MATERIAL PROVIDED>
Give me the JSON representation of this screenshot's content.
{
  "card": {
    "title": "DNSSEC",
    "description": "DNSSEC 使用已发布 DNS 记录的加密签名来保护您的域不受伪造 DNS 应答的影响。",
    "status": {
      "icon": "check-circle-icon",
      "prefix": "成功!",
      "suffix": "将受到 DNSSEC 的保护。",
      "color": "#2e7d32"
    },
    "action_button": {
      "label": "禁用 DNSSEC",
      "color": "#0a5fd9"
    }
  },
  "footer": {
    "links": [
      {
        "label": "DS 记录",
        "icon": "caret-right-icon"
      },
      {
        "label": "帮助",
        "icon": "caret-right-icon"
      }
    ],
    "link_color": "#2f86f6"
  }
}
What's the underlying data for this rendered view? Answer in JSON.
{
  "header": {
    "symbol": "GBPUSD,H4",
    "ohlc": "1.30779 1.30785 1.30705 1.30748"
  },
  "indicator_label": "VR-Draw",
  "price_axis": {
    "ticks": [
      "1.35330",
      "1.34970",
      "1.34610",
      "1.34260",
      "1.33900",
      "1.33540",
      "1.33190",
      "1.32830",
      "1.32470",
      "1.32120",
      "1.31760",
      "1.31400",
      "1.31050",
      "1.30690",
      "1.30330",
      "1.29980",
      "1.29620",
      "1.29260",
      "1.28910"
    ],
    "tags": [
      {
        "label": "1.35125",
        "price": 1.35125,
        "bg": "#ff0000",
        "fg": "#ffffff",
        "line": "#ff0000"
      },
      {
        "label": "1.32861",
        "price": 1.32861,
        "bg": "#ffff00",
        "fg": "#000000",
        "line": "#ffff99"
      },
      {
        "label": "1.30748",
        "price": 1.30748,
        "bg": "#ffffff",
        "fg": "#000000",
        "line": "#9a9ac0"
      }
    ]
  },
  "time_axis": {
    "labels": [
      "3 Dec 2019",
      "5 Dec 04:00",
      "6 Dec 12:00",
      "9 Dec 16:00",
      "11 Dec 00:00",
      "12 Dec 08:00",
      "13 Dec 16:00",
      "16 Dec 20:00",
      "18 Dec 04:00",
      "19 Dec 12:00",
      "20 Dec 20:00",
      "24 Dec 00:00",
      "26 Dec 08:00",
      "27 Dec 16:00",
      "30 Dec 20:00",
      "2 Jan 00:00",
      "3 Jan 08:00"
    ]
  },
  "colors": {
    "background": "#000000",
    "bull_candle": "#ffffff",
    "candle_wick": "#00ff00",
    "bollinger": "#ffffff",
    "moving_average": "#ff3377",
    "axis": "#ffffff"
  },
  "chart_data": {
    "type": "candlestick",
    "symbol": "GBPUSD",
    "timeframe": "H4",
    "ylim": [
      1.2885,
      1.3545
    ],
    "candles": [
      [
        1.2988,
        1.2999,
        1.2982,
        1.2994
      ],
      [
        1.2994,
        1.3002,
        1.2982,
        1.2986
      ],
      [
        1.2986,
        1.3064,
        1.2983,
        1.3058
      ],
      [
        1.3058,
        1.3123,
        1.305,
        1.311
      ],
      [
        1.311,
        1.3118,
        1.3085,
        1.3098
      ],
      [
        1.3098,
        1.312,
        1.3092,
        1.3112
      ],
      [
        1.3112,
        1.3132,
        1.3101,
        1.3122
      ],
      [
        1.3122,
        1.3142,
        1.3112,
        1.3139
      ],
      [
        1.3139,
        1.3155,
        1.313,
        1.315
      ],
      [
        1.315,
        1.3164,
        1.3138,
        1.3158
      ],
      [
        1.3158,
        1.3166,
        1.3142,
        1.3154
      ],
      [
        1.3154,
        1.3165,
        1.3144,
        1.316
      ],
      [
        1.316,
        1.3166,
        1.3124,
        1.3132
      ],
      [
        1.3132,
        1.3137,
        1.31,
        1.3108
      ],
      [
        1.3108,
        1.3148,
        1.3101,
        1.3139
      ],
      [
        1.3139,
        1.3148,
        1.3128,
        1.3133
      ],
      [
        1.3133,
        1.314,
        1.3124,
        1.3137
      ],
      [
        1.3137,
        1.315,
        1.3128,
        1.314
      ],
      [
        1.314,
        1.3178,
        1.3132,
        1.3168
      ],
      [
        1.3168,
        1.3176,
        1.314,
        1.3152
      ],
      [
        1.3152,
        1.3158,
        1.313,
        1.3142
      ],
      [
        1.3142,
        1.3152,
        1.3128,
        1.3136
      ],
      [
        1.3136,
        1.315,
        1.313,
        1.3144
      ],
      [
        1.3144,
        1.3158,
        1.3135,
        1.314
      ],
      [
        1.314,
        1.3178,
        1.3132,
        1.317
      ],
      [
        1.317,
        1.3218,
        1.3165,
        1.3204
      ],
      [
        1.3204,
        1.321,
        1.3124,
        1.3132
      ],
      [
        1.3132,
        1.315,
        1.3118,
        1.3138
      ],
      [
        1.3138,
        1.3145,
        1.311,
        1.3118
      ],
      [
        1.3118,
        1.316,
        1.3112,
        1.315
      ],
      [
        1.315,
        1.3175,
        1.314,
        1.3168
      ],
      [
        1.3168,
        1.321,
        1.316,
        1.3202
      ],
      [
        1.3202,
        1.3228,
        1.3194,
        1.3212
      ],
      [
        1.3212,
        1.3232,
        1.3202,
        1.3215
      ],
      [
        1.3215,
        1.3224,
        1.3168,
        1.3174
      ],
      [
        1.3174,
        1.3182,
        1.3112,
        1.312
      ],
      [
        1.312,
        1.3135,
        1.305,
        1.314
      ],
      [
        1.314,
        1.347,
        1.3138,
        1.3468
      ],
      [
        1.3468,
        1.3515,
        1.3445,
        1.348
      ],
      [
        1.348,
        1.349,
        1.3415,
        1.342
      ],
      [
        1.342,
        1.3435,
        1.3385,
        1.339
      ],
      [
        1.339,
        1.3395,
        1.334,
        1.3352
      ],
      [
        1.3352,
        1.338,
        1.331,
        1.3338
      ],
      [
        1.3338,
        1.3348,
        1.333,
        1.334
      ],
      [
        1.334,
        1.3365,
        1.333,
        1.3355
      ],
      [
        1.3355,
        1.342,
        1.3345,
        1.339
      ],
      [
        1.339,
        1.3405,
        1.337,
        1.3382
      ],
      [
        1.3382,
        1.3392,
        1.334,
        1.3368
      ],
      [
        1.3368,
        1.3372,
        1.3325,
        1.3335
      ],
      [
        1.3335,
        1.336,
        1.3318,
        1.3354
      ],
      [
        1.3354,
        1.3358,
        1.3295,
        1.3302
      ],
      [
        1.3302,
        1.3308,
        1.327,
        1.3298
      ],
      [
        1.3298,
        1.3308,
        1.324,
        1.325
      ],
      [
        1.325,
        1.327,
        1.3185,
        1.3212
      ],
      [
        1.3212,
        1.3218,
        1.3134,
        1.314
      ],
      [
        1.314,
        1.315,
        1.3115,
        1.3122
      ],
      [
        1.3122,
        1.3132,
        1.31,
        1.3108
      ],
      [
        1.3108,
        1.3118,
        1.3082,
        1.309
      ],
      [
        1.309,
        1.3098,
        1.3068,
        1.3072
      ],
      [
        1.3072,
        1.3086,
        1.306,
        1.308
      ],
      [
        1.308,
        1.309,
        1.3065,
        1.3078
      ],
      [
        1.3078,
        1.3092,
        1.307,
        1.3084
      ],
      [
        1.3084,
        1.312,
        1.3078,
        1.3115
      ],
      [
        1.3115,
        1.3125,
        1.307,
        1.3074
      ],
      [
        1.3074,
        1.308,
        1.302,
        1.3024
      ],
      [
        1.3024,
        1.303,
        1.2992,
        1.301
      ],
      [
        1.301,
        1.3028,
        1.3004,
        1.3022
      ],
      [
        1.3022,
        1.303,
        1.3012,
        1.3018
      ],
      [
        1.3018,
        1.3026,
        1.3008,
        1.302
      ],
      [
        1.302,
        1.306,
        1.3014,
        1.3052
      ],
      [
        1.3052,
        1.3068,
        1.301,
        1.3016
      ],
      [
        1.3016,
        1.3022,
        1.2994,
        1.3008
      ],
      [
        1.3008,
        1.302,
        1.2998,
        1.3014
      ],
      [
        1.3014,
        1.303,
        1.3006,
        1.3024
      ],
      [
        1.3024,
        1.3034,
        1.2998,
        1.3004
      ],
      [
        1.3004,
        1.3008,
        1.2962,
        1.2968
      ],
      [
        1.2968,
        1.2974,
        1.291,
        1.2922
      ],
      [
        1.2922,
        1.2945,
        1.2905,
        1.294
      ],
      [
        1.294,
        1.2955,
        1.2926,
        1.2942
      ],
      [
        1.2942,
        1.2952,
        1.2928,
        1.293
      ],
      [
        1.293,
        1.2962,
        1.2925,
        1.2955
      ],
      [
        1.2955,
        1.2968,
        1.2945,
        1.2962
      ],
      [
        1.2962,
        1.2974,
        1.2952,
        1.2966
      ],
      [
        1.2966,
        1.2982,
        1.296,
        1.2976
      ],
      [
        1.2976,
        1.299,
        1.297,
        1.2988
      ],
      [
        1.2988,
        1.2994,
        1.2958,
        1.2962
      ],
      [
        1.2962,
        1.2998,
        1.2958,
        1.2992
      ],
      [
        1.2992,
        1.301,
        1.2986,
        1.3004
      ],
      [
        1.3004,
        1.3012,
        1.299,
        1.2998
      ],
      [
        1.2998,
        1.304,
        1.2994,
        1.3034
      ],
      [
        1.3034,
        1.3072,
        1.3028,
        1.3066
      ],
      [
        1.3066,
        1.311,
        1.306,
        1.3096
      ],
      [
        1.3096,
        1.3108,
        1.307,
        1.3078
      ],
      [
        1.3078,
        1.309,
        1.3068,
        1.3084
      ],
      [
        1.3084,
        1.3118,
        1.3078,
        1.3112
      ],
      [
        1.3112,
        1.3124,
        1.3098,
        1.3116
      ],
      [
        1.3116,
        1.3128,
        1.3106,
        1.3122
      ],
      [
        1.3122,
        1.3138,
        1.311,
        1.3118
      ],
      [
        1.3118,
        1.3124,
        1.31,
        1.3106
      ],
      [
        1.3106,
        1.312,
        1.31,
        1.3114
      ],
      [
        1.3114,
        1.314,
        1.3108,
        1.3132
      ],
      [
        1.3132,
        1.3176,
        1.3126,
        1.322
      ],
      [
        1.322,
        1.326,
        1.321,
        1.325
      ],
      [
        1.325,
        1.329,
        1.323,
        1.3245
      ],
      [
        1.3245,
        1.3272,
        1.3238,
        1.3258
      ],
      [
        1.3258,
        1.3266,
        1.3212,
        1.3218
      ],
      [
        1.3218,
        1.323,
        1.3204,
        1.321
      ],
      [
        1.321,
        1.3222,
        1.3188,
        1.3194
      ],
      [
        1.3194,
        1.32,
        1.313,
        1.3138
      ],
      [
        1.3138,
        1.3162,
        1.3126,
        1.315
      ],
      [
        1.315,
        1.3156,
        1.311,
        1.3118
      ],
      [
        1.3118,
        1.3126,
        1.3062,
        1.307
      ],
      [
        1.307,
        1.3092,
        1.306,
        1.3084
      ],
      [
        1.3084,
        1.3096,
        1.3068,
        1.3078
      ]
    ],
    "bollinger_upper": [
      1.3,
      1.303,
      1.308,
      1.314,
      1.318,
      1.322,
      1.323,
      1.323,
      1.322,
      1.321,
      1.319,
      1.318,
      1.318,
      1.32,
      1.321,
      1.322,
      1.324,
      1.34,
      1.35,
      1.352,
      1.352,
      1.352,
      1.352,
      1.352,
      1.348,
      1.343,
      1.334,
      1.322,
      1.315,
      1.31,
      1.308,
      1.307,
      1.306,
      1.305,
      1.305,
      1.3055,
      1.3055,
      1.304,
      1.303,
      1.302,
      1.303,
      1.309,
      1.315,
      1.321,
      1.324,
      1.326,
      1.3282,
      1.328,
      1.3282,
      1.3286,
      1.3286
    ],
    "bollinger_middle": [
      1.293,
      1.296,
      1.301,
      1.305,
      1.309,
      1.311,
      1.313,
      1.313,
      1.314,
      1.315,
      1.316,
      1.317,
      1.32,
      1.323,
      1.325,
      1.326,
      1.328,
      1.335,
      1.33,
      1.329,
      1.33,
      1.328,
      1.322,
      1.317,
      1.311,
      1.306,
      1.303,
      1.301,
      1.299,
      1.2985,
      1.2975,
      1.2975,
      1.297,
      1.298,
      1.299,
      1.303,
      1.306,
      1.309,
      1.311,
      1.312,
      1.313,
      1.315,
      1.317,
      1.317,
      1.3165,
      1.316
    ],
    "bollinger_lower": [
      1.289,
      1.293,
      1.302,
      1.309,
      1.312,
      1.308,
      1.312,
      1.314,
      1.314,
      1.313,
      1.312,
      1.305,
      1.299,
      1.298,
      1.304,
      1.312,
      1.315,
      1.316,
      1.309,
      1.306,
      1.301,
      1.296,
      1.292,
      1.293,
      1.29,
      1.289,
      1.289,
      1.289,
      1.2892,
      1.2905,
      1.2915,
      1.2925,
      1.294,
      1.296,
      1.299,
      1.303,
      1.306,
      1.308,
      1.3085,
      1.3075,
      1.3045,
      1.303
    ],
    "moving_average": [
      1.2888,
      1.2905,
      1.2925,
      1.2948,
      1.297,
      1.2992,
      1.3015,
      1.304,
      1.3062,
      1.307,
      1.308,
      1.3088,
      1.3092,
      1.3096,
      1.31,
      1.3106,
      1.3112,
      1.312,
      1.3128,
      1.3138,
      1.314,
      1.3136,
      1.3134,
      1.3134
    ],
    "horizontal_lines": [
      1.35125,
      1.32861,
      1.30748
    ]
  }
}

DIRECTIVE> Find each line with the string "this" and copy it out.

SOLUTION TO THE PROBLEM>
Give me the JSON representation of this screenshot's content.
What's the underlying data for this rendered view? Answer in JSON.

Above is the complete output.